| Given exercise |
Lines containing the string "JSON" are to be counted; report only how many there are.

begin Material for the task

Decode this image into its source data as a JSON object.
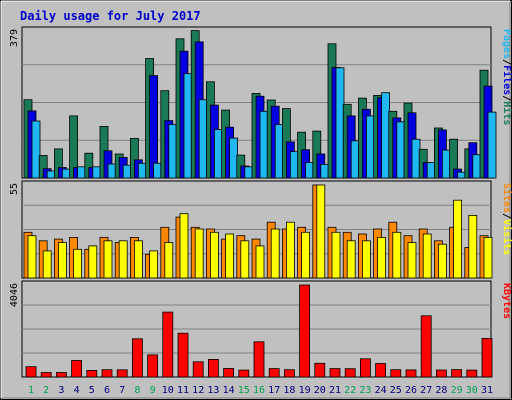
{
  "chart_data": {
    "type": "bar",
    "title": "Daily usage for July 2017",
    "categories": [
      "1",
      "2",
      "3",
      "4",
      "5",
      "6",
      "7",
      "8",
      "9",
      "10",
      "11",
      "12",
      "13",
      "14",
      "15",
      "16",
      "17",
      "18",
      "19",
      "20",
      "21",
      "22",
      "23",
      "24",
      "25",
      "26",
      "27",
      "28",
      "29",
      "30",
      "31"
    ],
    "weekend_days": [
      "1",
      "2",
      "8",
      "9",
      "15",
      "16",
      "22",
      "23",
      "29",
      "30"
    ],
    "panels": [
      {
        "id": "hits-files-pages",
        "ymax": 379,
        "ytick_label": "379",
        "legend": [
          "Pages",
          "/",
          "Files",
          "/",
          "Hits"
        ],
        "series": [
          {
            "name": "Hits",
            "color": "#1a7a55",
            "values": [
              202,
              58,
              75,
              160,
              64,
              133,
              62,
              102,
              308,
              225,
              359,
              380,
              248,
              175,
              59,
              218,
              201,
              179,
              118,
              121,
              346,
              190,
              206,
              213,
              172,
              193,
              74,
              129,
              100,
              75,
              278
            ]
          },
          {
            "name": "Files",
            "color": "#0000e0",
            "values": [
              173,
              24,
              27,
              27,
              27,
              70,
              53,
              47,
              264,
              148,
              327,
              351,
              188,
              131,
              31,
              211,
              185,
              93,
              73,
              62,
              285,
              160,
              177,
              207,
              155,
              168,
              40,
              124,
              23,
              91,
              237
            ]
          },
          {
            "name": "Pages",
            "color": "#20b8f0",
            "values": [
              147,
              18,
              23,
              29,
              29,
              36,
              33,
              38,
              38,
              138,
              269,
              202,
              125,
              103,
              29,
              172,
              138,
              68,
              40,
              35,
              284,
              96,
              160,
              220,
              145,
              100,
              40,
              72,
              15,
              60,
              170
            ]
          }
        ]
      },
      {
        "id": "sites-visits",
        "ymax": 55,
        "ytick_label": "55",
        "legend": [
          "Sites",
          "/",
          "Visits"
        ],
        "series": [
          {
            "name": "Sites",
            "color": "#ff8800",
            "values": [
              27,
              22,
              23,
              24,
              17,
              24,
              21,
              24,
              14,
              30,
              36,
              30,
              29,
              23,
              25,
              23,
              33,
              29,
              30,
              55,
              30,
              27,
              26,
              29,
              33,
              25,
              29,
              22,
              30,
              18,
              25
            ]
          },
          {
            "name": "Visits",
            "color": "#ffff00",
            "values": [
              25,
              16,
              21,
              17,
              19,
              22,
              22,
              22,
              16,
              21,
              38,
              29,
              27,
              26,
              22,
              19,
              29,
              33,
              27,
              55,
              27,
              22,
              22,
              24,
              27,
              21,
              26,
              20,
              46,
              37,
              24
            ]
          }
        ]
      },
      {
        "id": "kbytes",
        "ymax": 4046,
        "ytick_label": "4046",
        "legend": [
          "KBytes"
        ],
        "series": [
          {
            "name": "KBytes",
            "color": "#ff0000",
            "values": [
              452,
              200,
              200,
              724,
              291,
              321,
              317,
              1678,
              970,
              2855,
              1925,
              669,
              776,
              376,
              303,
              1550,
              369,
              322,
              4046,
              603,
              370,
              364,
              800,
              593,
              320,
              313,
              2690,
              308,
              324,
              304,
              1698
            ]
          }
        ]
      }
    ]
  }
}
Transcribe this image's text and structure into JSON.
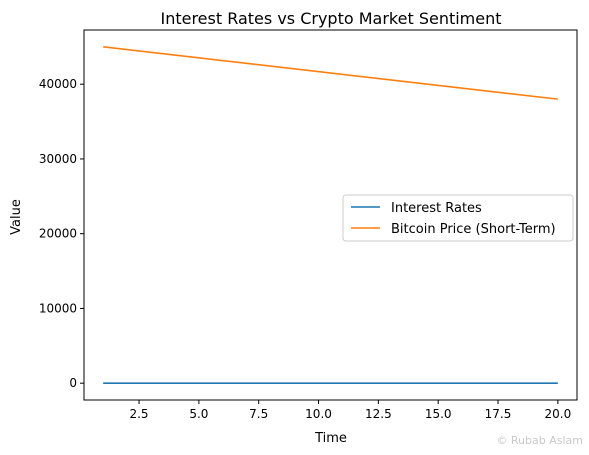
{
  "chart_data": {
    "type": "line",
    "title": "Interest Rates vs Crypto Market Sentiment",
    "xlabel": "Time",
    "ylabel": "Value",
    "xlim": [
      0.2,
      20.8
    ],
    "ylim": [
      -2250,
      47250
    ],
    "xticks": [
      2.5,
      5.0,
      7.5,
      10.0,
      12.5,
      15.0,
      17.5,
      20.0
    ],
    "xtick_labels": [
      "2.5",
      "5.0",
      "7.5",
      "10.0",
      "12.5",
      "15.0",
      "17.5",
      "20.0"
    ],
    "yticks": [
      0,
      10000,
      20000,
      30000,
      40000
    ],
    "ytick_labels": [
      "0",
      "10000",
      "20000",
      "30000",
      "40000"
    ],
    "grid": false,
    "legend_position": "center-right",
    "series": [
      {
        "name": "Interest Rates",
        "color": "#1f77b4",
        "x": [
          1,
          20
        ],
        "y": [
          5,
          5
        ]
      },
      {
        "name": "Bitcoin Price (Short-Term)",
        "color": "#ff7f0e",
        "x": [
          1,
          20
        ],
        "y": [
          45000,
          38000
        ]
      }
    ]
  },
  "watermark": "© Rubab Aslam"
}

end Material for the task

| Task answer |
2